> EXERCISE INSTRUCTIONS
Look through the records below, and copy out every line that holds the string "本大题共".

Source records
----------

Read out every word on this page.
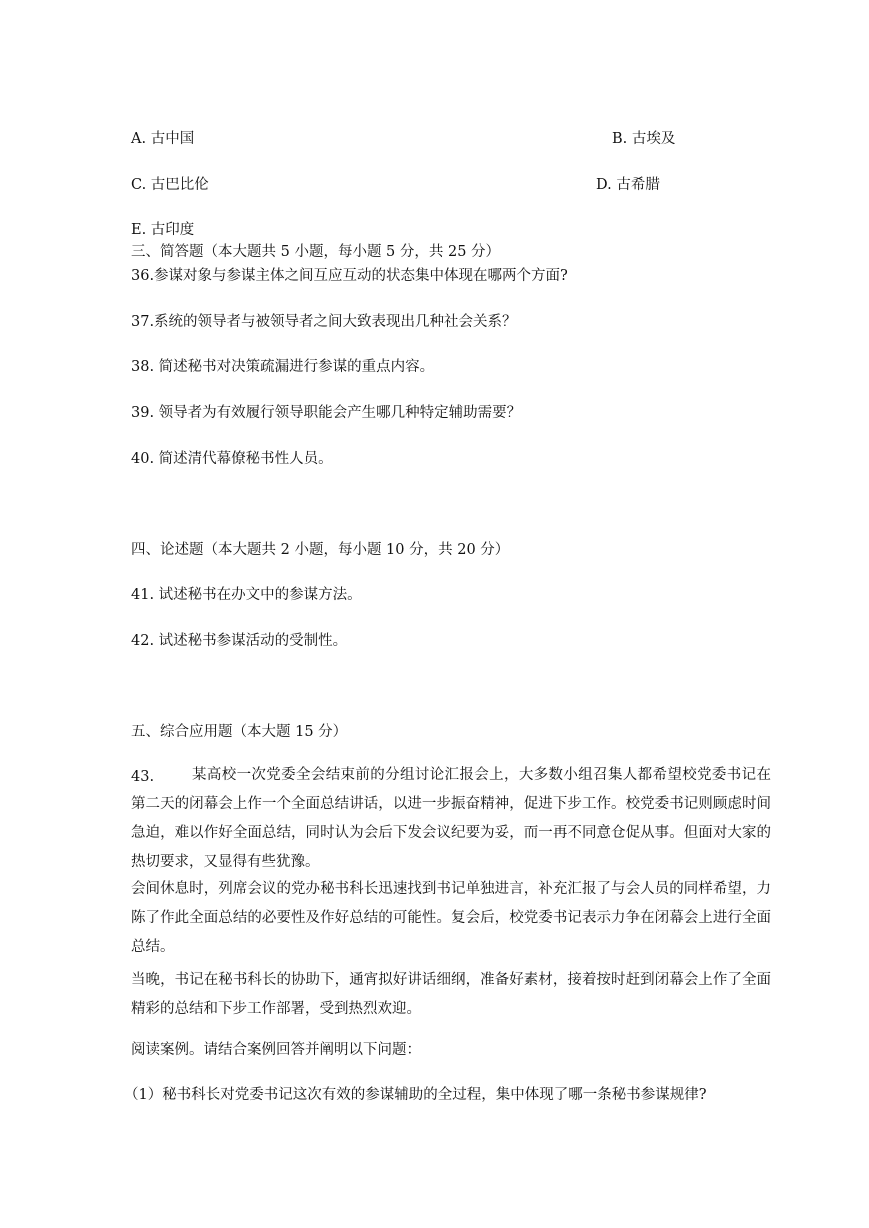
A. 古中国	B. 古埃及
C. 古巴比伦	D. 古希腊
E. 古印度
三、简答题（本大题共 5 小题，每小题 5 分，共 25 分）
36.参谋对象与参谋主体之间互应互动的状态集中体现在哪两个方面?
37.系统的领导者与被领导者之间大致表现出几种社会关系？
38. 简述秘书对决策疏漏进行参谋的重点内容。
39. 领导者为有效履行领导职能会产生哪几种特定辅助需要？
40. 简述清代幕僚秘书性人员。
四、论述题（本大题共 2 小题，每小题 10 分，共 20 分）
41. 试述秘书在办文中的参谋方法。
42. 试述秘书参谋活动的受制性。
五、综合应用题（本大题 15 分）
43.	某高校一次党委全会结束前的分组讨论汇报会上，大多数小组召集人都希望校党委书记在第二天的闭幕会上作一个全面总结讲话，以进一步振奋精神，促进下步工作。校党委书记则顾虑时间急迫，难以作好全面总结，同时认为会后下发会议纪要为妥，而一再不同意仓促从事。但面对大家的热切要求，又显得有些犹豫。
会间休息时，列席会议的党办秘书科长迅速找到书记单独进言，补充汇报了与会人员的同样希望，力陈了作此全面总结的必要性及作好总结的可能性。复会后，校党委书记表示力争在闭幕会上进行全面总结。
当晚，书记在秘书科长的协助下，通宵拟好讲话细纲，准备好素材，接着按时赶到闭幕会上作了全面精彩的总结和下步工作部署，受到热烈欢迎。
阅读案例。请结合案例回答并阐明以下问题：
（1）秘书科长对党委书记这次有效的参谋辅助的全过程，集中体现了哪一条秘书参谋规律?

----------

> CORRECT OUTPUT
三、简答题（本大题共 5 小题，每小题 5 分，共 25 分）
四、论述题（本大题共 2 小题，每小题 10 分，共 20 分）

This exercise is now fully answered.